=== WORK REQUIRED ===
Entries follow. Set all of them down as they stand.

------------

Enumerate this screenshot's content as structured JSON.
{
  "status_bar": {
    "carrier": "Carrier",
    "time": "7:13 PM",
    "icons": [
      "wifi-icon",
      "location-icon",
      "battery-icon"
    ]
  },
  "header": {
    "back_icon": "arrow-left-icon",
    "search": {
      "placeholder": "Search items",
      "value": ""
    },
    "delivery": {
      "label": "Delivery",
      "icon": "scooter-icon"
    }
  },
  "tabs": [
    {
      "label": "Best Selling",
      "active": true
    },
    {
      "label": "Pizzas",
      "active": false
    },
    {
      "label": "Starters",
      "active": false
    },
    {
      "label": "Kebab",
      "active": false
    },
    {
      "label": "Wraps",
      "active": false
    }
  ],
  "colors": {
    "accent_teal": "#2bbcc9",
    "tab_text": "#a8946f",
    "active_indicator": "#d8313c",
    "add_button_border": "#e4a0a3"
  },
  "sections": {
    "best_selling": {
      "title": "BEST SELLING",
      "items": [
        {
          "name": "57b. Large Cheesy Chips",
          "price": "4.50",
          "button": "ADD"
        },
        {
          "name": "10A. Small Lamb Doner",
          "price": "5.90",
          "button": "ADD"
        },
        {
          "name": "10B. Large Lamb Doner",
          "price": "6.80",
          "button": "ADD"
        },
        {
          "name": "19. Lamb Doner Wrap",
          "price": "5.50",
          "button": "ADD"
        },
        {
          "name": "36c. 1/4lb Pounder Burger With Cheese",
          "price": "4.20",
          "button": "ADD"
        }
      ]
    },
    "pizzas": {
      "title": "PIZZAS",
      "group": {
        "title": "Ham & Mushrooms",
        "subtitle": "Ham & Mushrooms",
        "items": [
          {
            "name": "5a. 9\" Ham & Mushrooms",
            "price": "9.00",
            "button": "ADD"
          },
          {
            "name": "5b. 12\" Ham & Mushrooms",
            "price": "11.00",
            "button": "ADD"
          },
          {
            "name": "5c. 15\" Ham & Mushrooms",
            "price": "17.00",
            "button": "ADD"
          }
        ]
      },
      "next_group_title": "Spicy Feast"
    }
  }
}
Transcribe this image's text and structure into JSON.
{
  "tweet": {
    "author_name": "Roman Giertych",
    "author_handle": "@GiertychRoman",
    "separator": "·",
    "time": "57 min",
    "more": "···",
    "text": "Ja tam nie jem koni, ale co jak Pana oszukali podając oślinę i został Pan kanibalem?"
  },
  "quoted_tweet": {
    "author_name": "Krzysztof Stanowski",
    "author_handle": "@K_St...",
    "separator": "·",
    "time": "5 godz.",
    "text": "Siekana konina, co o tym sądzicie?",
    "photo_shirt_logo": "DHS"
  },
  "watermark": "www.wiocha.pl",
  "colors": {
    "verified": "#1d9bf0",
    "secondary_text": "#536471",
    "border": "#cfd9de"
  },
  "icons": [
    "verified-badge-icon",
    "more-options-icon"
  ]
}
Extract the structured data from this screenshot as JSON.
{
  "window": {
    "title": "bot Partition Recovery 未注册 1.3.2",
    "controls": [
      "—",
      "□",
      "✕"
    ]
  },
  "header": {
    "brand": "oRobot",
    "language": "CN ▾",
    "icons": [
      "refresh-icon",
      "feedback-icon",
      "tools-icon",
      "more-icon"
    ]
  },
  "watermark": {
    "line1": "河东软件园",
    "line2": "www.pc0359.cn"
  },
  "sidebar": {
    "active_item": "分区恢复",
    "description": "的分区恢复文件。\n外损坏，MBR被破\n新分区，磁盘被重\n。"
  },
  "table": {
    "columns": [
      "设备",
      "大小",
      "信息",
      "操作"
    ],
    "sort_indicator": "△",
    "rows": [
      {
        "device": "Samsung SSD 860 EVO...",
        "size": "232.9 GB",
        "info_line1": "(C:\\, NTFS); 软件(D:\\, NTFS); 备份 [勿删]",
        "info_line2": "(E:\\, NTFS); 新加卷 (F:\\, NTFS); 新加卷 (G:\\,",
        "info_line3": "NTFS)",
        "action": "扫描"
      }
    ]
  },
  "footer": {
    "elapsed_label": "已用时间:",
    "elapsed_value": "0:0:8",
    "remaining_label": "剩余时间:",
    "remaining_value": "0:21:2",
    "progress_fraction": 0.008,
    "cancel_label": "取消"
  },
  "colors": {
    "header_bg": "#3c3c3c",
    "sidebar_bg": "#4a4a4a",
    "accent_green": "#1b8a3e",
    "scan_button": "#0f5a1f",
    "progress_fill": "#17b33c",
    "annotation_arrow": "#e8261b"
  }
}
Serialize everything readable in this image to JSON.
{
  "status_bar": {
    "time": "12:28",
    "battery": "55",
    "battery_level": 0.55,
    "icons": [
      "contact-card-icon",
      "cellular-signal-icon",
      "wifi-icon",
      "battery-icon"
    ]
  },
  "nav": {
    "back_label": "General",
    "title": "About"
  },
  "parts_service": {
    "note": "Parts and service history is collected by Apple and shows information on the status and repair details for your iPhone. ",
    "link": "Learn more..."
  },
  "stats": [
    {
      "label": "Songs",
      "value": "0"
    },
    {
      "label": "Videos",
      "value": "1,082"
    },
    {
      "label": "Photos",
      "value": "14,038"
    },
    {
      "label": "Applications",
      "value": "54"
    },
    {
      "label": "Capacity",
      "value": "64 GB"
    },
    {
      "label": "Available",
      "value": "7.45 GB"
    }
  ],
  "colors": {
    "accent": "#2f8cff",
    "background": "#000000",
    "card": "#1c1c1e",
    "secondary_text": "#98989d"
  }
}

------------

=== FULL ANSWER ===
Enumerate this screenshot's content as structured JSON.
{
  "status_bar": {
    "carrier": "Carrier",
    "time": "7:13 PM",
    "icons": [
      "wifi-icon",
      "location-icon",
      "battery-icon"
    ]
  },
  "header": {
    "back_icon": "arrow-left-icon",
    "search": {
      "placeholder": "Search items",
      "value": ""
    },
    "delivery": {
      "label": "Delivery",
      "icon": "scooter-icon"
    }
  },
  "tabs": [
    {
      "label": "Best Selling",
      "active": true
    },
    {
      "label": "Pizzas",
      "active": false
    },
    {
      "label": "Starters",
      "active": false
    },
    {
      "label": "Kebab",
      "active": false
    },
    {
      "label": "Wraps",
      "active": false
    }
  ],
  "colors": {
    "accent_teal": "#2bbcc9",
    "tab_text": "#a8946f",
    "active_indicator": "#d8313c",
    "add_button_border": "#e4a0a3"
  },
  "sections": {
    "best_selling": {
      "title": "BEST SELLING",
      "items": [
        {
          "name": "57b. Large Cheesy Chips",
          "price": "4.50",
          "button": "ADD"
        },
        {
          "name": "10A. Small Lamb Doner",
          "price": "5.90",
          "button": "ADD"
        },
        {
          "name": "10B. Large Lamb Doner",
          "price": "6.80",
          "button": "ADD"
        },
        {
          "name": "19. Lamb Doner Wrap",
          "price": "5.50",
          "button": "ADD"
        },
        {
          "name": "36c. 1/4lb Pounder Burger With Cheese",
          "price": "4.20",
          "button": "ADD"
        }
      ]
    },
    "pizzas": {
      "title": "PIZZAS",
      "group": {
        "title": "Ham & Mushrooms",
        "subtitle": "Ham & Mushrooms",
        "items": [
          {
            "name": "5a. 9\" Ham & Mushrooms",
            "price": "9.00",
            "button": "ADD"
          },
          {
            "name": "5b. 12\" Ham & Mushrooms",
            "price": "11.00",
            "button": "ADD"
          },
          {
            "name": "5c. 15\" Ham & Mushrooms",
            "price": "17.00",
            "button": "ADD"
          }
        ]
      },
      "next_group_title": "Spicy Feast"
    }
  }
}
Transcribe this image's text and structure into JSON.
{
  "tweet": {
    "author_name": "Roman Giertych",
    "author_handle": "@GiertychRoman",
    "separator": "·",
    "time": "57 min",
    "more": "···",
    "text": "Ja tam nie jem koni, ale co jak Pana oszukali podając oślinę i został Pan kanibalem?"
  },
  "quoted_tweet": {
    "author_name": "Krzysztof Stanowski",
    "author_handle": "@K_St...",
    "separator": "·",
    "time": "5 godz.",
    "text": "Siekana konina, co o tym sądzicie?",
    "photo_shirt_logo": "DHS"
  },
  "watermark": "www.wiocha.pl",
  "colors": {
    "verified": "#1d9bf0",
    "secondary_text": "#536471",
    "border": "#cfd9de"
  },
  "icons": [
    "verified-badge-icon",
    "more-options-icon"
  ]
}
Extract the structured data from this screenshot as JSON.
{
  "window": {
    "title": "bot Partition Recovery 未注册 1.3.2",
    "controls": [
      "—",
      "□",
      "✕"
    ]
  },
  "header": {
    "brand": "oRobot",
    "language": "CN ▾",
    "icons": [
      "refresh-icon",
      "feedback-icon",
      "tools-icon",
      "more-icon"
    ]
  },
  "watermark": {
    "line1": "河东软件园",
    "line2": "www.pc0359.cn"
  },
  "sidebar": {
    "active_item": "分区恢复",
    "description": "的分区恢复文件。\n外损坏，MBR被破\n新分区，磁盘被重\n。"
  },
  "table": {
    "columns": [
      "设备",
      "大小",
      "信息",
      "操作"
    ],
    "sort_indicator": "△",
    "rows": [
      {
        "device": "Samsung SSD 860 EVO...",
        "size": "232.9 GB",
        "info_line1": "(C:\\, NTFS); 软件(D:\\, NTFS); 备份 [勿删]",
        "info_line2": "(E:\\, NTFS); 新加卷 (F:\\, NTFS); 新加卷 (G:\\,",
        "info_line3": "NTFS)",
        "action": "扫描"
      }
    ]
  },
  "footer": {
    "elapsed_label": "已用时间:",
    "elapsed_value": "0:0:8",
    "remaining_label": "剩余时间:",
    "remaining_value": "0:21:2",
    "progress_fraction": 0.008,
    "cancel_label": "取消"
  },
  "colors": {
    "header_bg": "#3c3c3c",
    "sidebar_bg": "#4a4a4a",
    "accent_green": "#1b8a3e",
    "scan_button": "#0f5a1f",
    "progress_fill": "#17b33c",
    "annotation_arrow": "#e8261b"
  }
}
Serialize everything readable in this image to JSON.
{
  "status_bar": {
    "time": "12:28",
    "battery": "55",
    "battery_level": 0.55,
    "icons": [
      "contact-card-icon",
      "cellular-signal-icon",
      "wifi-icon",
      "battery-icon"
    ]
  },
  "nav": {
    "back_label": "General",
    "title": "About"
  },
  "parts_service": {
    "note": "Parts and service history is collected by Apple and shows information on the status and repair details for your iPhone. ",
    "link": "Learn more..."
  },
  "stats": [
    {
      "label": "Songs",
      "value": "0"
    },
    {
      "label": "Videos",
      "value": "1,082"
    },
    {
      "label": "Photos",
      "value": "14,038"
    },
    {
      "label": "Applications",
      "value": "54"
    },
    {
      "label": "Capacity",
      "value": "64 GB"
    },
    {
      "label": "Available",
      "value": "7.45 GB"
    }
  ],
  "colors": {
    "accent": "#2f8cff",
    "background": "#000000",
    "card": "#1c1c1e",
    "secondary_text": "#98989d"
  }
}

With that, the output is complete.